* [Exercise objective]:
Quote the data below in full, please, without altering anything.

* [Records provided]:
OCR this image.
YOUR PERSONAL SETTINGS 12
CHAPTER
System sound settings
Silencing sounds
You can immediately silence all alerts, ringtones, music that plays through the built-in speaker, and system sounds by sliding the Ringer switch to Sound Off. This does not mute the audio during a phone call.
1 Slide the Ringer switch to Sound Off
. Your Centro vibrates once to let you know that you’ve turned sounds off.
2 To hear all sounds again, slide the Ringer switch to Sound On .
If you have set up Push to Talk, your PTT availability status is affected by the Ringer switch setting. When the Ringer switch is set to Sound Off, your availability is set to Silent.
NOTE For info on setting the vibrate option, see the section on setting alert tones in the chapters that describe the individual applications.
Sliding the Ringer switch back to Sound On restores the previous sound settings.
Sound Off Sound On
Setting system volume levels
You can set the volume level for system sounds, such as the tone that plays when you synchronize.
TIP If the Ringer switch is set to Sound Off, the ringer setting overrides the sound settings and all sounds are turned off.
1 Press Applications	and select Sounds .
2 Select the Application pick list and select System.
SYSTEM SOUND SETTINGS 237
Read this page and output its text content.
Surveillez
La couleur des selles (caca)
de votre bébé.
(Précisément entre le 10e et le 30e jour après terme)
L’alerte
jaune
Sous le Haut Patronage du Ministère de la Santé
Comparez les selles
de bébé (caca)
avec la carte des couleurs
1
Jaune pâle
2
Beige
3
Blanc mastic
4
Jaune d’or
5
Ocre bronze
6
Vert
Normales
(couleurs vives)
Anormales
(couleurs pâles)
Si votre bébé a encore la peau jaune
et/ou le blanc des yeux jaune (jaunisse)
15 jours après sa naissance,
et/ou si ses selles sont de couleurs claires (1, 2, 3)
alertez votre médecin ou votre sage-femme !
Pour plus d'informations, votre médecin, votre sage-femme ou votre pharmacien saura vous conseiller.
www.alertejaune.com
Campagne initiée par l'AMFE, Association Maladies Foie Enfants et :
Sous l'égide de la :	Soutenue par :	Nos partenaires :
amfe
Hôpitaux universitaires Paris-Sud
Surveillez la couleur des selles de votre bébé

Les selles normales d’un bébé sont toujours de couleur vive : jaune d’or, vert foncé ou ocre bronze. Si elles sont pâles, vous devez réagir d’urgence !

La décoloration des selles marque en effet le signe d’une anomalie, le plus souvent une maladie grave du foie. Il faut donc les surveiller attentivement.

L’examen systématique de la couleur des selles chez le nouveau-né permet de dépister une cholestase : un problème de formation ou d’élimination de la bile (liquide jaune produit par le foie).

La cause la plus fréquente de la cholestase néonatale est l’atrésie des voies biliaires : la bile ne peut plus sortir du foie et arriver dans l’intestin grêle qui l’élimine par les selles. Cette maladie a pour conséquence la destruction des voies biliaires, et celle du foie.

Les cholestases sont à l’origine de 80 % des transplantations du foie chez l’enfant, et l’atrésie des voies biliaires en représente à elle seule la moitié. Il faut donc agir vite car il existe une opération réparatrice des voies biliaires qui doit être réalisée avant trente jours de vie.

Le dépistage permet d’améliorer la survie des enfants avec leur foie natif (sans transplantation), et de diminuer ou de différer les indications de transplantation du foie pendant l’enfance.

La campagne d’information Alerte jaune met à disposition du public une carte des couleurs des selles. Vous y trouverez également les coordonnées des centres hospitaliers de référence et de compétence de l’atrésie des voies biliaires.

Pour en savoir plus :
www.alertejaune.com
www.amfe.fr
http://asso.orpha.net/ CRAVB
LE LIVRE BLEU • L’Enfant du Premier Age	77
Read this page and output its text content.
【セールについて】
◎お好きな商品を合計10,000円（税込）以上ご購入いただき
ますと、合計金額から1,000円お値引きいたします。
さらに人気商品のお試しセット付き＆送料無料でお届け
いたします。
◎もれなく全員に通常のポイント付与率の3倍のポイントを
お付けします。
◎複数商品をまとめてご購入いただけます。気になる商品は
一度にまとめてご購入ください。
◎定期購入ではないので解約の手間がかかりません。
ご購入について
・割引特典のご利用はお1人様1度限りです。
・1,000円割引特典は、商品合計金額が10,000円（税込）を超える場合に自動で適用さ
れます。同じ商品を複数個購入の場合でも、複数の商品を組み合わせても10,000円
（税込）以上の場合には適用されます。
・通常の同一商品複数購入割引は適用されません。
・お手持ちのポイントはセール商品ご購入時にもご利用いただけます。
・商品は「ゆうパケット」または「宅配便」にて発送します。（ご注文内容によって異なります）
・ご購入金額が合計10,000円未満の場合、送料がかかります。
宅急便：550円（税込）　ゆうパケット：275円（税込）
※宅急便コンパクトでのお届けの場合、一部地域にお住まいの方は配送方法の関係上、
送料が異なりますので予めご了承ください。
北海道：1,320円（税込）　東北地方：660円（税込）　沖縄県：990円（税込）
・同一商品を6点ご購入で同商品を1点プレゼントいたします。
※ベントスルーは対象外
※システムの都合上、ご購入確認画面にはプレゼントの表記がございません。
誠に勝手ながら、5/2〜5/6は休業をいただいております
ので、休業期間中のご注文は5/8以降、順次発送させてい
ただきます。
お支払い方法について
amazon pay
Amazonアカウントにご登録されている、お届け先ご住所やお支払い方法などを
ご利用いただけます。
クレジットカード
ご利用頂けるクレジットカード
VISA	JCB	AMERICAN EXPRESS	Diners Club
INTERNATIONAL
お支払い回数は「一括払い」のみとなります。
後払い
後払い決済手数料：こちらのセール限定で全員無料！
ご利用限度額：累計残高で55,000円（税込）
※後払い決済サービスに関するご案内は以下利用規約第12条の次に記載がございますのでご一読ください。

* [Written solution]:
OCR this image.
YOUR PERSONAL SETTINGS 12
CHAPTER
System sound settings
Silencing sounds
You can immediately silence all alerts, ringtones, music that plays through the built-in speaker, and system sounds by sliding the Ringer switch to Sound Off. This does not mute the audio during a phone call.
1 Slide the Ringer switch to Sound Off
. Your Centro vibrates once to let you know that you’ve turned sounds off.
2 To hear all sounds again, slide the Ringer switch to Sound On .
If you have set up Push to Talk, your PTT availability status is affected by the Ringer switch setting. When the Ringer switch is set to Sound Off, your availability is set to Silent.
NOTE For info on setting the vibrate option, see the section on setting alert tones in the chapters that describe the individual applications.
Sliding the Ringer switch back to Sound On restores the previous sound settings.
Sound Off Sound On
Setting system volume levels
You can set the volume level for system sounds, such as the tone that plays when you synchronize.
TIP If the Ringer switch is set to Sound Off, the ringer setting overrides the sound settings and all sounds are turned off.
1 Press Applications	and select Sounds .
2 Select the Application pick list and select System.
SYSTEM SOUND SETTINGS 237
Read this page and output its text content.
Surveillez
La couleur des selles (caca)
de votre bébé.
(Précisément entre le 10e et le 30e jour après terme)
L’alerte
jaune
Sous le Haut Patronage du Ministère de la Santé
Comparez les selles
de bébé (caca)
avec la carte des couleurs
1
Jaune pâle
2
Beige
3
Blanc mastic
4
Jaune d’or
5
Ocre bronze
6
Vert
Normales
(couleurs vives)
Anormales
(couleurs pâles)
Si votre bébé a encore la peau jaune
et/ou le blanc des yeux jaune (jaunisse)
15 jours après sa naissance,
et/ou si ses selles sont de couleurs claires (1, 2, 3)
alertez votre médecin ou votre sage-femme !
Pour plus d'informations, votre médecin, votre sage-femme ou votre pharmacien saura vous conseiller.
www.alertejaune.com
Campagne initiée par l'AMFE, Association Maladies Foie Enfants et :
Sous l'égide de la :	Soutenue par :	Nos partenaires :
amfe
Hôpitaux universitaires Paris-Sud
Surveillez la couleur des selles de votre bébé

Les selles normales d’un bébé sont toujours de couleur vive : jaune d’or, vert foncé ou ocre bronze. Si elles sont pâles, vous devez réagir d’urgence !

La décoloration des selles marque en effet le signe d’une anomalie, le plus souvent une maladie grave du foie. Il faut donc les surveiller attentivement.

L’examen systématique de la couleur des selles chez le nouveau-né permet de dépister une cholestase : un problème de formation ou d’élimination de la bile (liquide jaune produit par le foie).

La cause la plus fréquente de la cholestase néonatale est l’atrésie des voies biliaires : la bile ne peut plus sortir du foie et arriver dans l’intestin grêle qui l’élimine par les selles. Cette maladie a pour conséquence la destruction des voies biliaires, et celle du foie.

Les cholestases sont à l’origine de 80 % des transplantations du foie chez l’enfant, et l’atrésie des voies biliaires en représente à elle seule la moitié. Il faut donc agir vite car il existe une opération réparatrice des voies biliaires qui doit être réalisée avant trente jours de vie.

Le dépistage permet d’améliorer la survie des enfants avec leur foie natif (sans transplantation), et de diminuer ou de différer les indications de transplantation du foie pendant l’enfance.

La campagne d’information Alerte jaune met à disposition du public une carte des couleurs des selles. Vous y trouverez également les coordonnées des centres hospitaliers de référence et de compétence de l’atrésie des voies biliaires.

Pour en savoir plus :
www.alertejaune.com
www.amfe.fr
http://asso.orpha.net/ CRAVB
LE LIVRE BLEU • L’Enfant du Premier Age	77
Read this page and output its text content.
【セールについて】
◎お好きな商品を合計10,000円（税込）以上ご購入いただき
ますと、合計金額から1,000円お値引きいたします。
さらに人気商品のお試しセット付き＆送料無料でお届け
いたします。
◎もれなく全員に通常のポイント付与率の3倍のポイントを
お付けします。
◎複数商品をまとめてご購入いただけます。気になる商品は
一度にまとめてご購入ください。
◎定期購入ではないので解約の手間がかかりません。
ご購入について
・割引特典のご利用はお1人様1度限りです。
・1,000円割引特典は、商品合計金額が10,000円（税込）を超える場合に自動で適用さ
れます。同じ商品を複数個購入の場合でも、複数の商品を組み合わせても10,000円
（税込）以上の場合には適用されます。
・通常の同一商品複数購入割引は適用されません。
・お手持ちのポイントはセール商品ご購入時にもご利用いただけます。
・商品は「ゆうパケット」または「宅配便」にて発送します。（ご注文内容によって異なります）
・ご購入金額が合計10,000円未満の場合、送料がかかります。
宅急便：550円（税込）　ゆうパケット：275円（税込）
※宅急便コンパクトでのお届けの場合、一部地域にお住まいの方は配送方法の関係上、
送料が異なりますので予めご了承ください。
北海道：1,320円（税込）　東北地方：660円（税込）　沖縄県：990円（税込）
・同一商品を6点ご購入で同商品を1点プレゼントいたします。
※ベントスルーは対象外
※システムの都合上、ご購入確認画面にはプレゼントの表記がございません。
誠に勝手ながら、5/2〜5/6は休業をいただいております
ので、休業期間中のご注文は5/8以降、順次発送させてい
ただきます。
お支払い方法について
amazon pay
Amazonアカウントにご登録されている、お届け先ご住所やお支払い方法などを
ご利用いただけます。
クレジットカード
ご利用頂けるクレジットカード
VISA	JCB	AMERICAN EXPRESS	Diners Club
INTERNATIONAL
お支払い回数は「一括払い」のみとなります。
後払い
後払い決済手数料：こちらのセール限定で全員無料！
ご利用限度額：累計残高で55,000円（税込）
※後払い決済サービスに関するご案内は以下利用規約第12条の次に記載がございますのでご一読ください。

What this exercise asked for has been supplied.